**Work to be completed**:
Provide an exact reproduction of every entry.
* * * *
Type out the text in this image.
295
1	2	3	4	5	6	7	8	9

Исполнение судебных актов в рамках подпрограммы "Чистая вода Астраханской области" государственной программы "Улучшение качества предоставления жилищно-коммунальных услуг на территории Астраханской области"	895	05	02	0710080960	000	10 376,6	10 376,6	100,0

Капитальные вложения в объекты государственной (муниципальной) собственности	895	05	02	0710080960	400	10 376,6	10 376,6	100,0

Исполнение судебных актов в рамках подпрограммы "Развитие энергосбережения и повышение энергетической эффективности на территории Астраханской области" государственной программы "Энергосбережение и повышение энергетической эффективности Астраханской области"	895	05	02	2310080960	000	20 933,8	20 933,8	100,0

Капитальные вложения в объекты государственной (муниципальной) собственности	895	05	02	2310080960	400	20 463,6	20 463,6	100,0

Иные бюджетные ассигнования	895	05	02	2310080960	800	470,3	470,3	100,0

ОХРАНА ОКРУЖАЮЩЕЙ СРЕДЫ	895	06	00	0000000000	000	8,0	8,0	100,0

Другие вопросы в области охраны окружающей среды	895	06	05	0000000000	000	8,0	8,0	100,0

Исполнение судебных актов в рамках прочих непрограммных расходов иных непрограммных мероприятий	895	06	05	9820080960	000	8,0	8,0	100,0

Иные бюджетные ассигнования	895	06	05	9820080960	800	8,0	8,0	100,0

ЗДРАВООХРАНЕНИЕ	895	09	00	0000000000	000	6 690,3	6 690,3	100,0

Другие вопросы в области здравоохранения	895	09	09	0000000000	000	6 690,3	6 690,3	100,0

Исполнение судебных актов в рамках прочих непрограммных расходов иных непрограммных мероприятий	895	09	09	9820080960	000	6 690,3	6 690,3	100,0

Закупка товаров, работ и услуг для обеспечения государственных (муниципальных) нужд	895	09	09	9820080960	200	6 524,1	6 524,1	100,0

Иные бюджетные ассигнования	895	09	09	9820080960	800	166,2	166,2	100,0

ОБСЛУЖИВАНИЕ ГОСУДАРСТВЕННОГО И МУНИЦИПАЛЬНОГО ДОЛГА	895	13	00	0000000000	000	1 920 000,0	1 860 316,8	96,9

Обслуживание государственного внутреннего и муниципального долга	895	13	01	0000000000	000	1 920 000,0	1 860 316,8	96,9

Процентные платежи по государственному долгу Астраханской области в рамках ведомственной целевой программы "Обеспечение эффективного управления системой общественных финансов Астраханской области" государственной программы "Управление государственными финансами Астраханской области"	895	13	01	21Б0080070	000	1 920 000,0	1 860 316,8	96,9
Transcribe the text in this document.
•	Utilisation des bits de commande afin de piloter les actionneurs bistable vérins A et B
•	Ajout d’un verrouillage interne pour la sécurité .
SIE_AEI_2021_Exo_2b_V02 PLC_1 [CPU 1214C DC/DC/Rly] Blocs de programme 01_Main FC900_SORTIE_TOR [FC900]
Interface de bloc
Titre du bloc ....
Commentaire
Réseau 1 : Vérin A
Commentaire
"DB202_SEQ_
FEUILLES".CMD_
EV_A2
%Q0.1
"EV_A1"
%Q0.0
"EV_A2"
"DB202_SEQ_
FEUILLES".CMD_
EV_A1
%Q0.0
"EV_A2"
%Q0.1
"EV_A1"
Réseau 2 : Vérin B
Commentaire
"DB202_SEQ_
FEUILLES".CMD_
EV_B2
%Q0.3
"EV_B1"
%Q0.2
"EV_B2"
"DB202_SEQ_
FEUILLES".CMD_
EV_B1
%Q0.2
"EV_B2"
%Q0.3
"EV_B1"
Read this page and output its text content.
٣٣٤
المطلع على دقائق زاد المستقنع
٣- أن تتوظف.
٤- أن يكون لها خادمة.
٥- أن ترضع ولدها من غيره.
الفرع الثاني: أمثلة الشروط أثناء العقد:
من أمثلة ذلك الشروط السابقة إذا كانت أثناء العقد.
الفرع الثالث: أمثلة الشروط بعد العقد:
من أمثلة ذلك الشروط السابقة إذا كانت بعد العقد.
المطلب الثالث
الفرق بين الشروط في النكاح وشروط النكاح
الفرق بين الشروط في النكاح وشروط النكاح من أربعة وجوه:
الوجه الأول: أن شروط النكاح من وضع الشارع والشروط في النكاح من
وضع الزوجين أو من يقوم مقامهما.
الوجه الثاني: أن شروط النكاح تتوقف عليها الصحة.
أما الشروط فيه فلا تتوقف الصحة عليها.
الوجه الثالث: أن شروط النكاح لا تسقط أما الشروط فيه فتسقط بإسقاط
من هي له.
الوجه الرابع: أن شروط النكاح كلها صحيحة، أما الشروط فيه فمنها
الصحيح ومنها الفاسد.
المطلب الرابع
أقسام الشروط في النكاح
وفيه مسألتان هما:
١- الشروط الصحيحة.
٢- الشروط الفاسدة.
* * * *
**Written answer**:
Type out the text in this image.
295
1	2	3	4	5	6	7	8	9

Исполнение судебных актов в рамках подпрограммы "Чистая вода Астраханской области" государственной программы "Улучшение качества предоставления жилищно-коммунальных услуг на территории Астраханской области"	895	05	02	0710080960	000	10 376,6	10 376,6	100,0

Капитальные вложения в объекты государственной (муниципальной) собственности	895	05	02	0710080960	400	10 376,6	10 376,6	100,0

Исполнение судебных актов в рамках подпрограммы "Развитие энергосбережения и повышение энергетической эффективности на территории Астраханской области" государственной программы "Энергосбережение и повышение энергетической эффективности Астраханской области"	895	05	02	2310080960	000	20 933,8	20 933,8	100,0

Капитальные вложения в объекты государственной (муниципальной) собственности	895	05	02	2310080960	400	20 463,6	20 463,6	100,0

Иные бюджетные ассигнования	895	05	02	2310080960	800	470,3	470,3	100,0

ОХРАНА ОКРУЖАЮЩЕЙ СРЕДЫ	895	06	00	0000000000	000	8,0	8,0	100,0

Другие вопросы в области охраны окружающей среды	895	06	05	0000000000	000	8,0	8,0	100,0

Исполнение судебных актов в рамках прочих непрограммных расходов иных непрограммных мероприятий	895	06	05	9820080960	000	8,0	8,0	100,0

Иные бюджетные ассигнования	895	06	05	9820080960	800	8,0	8,0	100,0

ЗДРАВООХРАНЕНИЕ	895	09	00	0000000000	000	6 690,3	6 690,3	100,0

Другие вопросы в области здравоохранения	895	09	09	0000000000	000	6 690,3	6 690,3	100,0

Исполнение судебных актов в рамках прочих непрограммных расходов иных непрограммных мероприятий	895	09	09	9820080960	000	6 690,3	6 690,3	100,0

Закупка товаров, работ и услуг для обеспечения государственных (муниципальных) нужд	895	09	09	9820080960	200	6 524,1	6 524,1	100,0

Иные бюджетные ассигнования	895	09	09	9820080960	800	166,2	166,2	100,0

ОБСЛУЖИВАНИЕ ГОСУДАРСТВЕННОГО И МУНИЦИПАЛЬНОГО ДОЛГА	895	13	00	0000000000	000	1 920 000,0	1 860 316,8	96,9

Обслуживание государственного внутреннего и муниципального долга	895	13	01	0000000000	000	1 920 000,0	1 860 316,8	96,9

Процентные платежи по государственному долгу Астраханской области в рамках ведомственной целевой программы "Обеспечение эффективного управления системой общественных финансов Астраханской области" государственной программы "Управление государственными финансами Астраханской области"	895	13	01	21Б0080070	000	1 920 000,0	1 860 316,8	96,9
Transcribe the text in this document.
•	Utilisation des bits de commande afin de piloter les actionneurs bistable vérins A et B
•	Ajout d’un verrouillage interne pour la sécurité .
SIE_AEI_2021_Exo_2b_V02 PLC_1 [CPU 1214C DC/DC/Rly] Blocs de programme 01_Main FC900_SORTIE_TOR [FC900]
Interface de bloc
Titre du bloc ....
Commentaire
Réseau 1 : Vérin A
Commentaire
"DB202_SEQ_
FEUILLES".CMD_
EV_A2
%Q0.1
"EV_A1"
%Q0.0
"EV_A2"
"DB202_SEQ_
FEUILLES".CMD_
EV_A1
%Q0.0
"EV_A2"
%Q0.1
"EV_A1"
Réseau 2 : Vérin B
Commentaire
"DB202_SEQ_
FEUILLES".CMD_
EV_B2
%Q0.3
"EV_B1"
%Q0.2
"EV_B2"
"DB202_SEQ_
FEUILLES".CMD_
EV_B1
%Q0.2
"EV_B2"
%Q0.3
"EV_B1"
Read this page and output its text content.
٣٣٤
المطلع على دقائق زاد المستقنع
٣- أن تتوظف.
٤- أن يكون لها خادمة.
٥- أن ترضع ولدها من غيره.
الفرع الثاني: أمثلة الشروط أثناء العقد:
من أمثلة ذلك الشروط السابقة إذا كانت أثناء العقد.
الفرع الثالث: أمثلة الشروط بعد العقد:
من أمثلة ذلك الشروط السابقة إذا كانت بعد العقد.
المطلب الثالث
الفرق بين الشروط في النكاح وشروط النكاح
الفرق بين الشروط في النكاح وشروط النكاح من أربعة وجوه:
الوجه الأول: أن شروط النكاح من وضع الشارع والشروط في النكاح من
وضع الزوجين أو من يقوم مقامهما.
الوجه الثاني: أن شروط النكاح تتوقف عليها الصحة.
أما الشروط فيه فلا تتوقف الصحة عليها.
الوجه الثالث: أن شروط النكاح لا تسقط أما الشروط فيه فتسقط بإسقاط
من هي له.
الوجه الرابع: أن شروط النكاح كلها صحيحة، أما الشروط فيه فمنها
الصحيح ومنها الفاسد.
المطلب الرابع
أقسام الشروط في النكاح
وفيه مسألتان هما:
١- الشروط الصحيحة.
٢- الشروط الفاسدة.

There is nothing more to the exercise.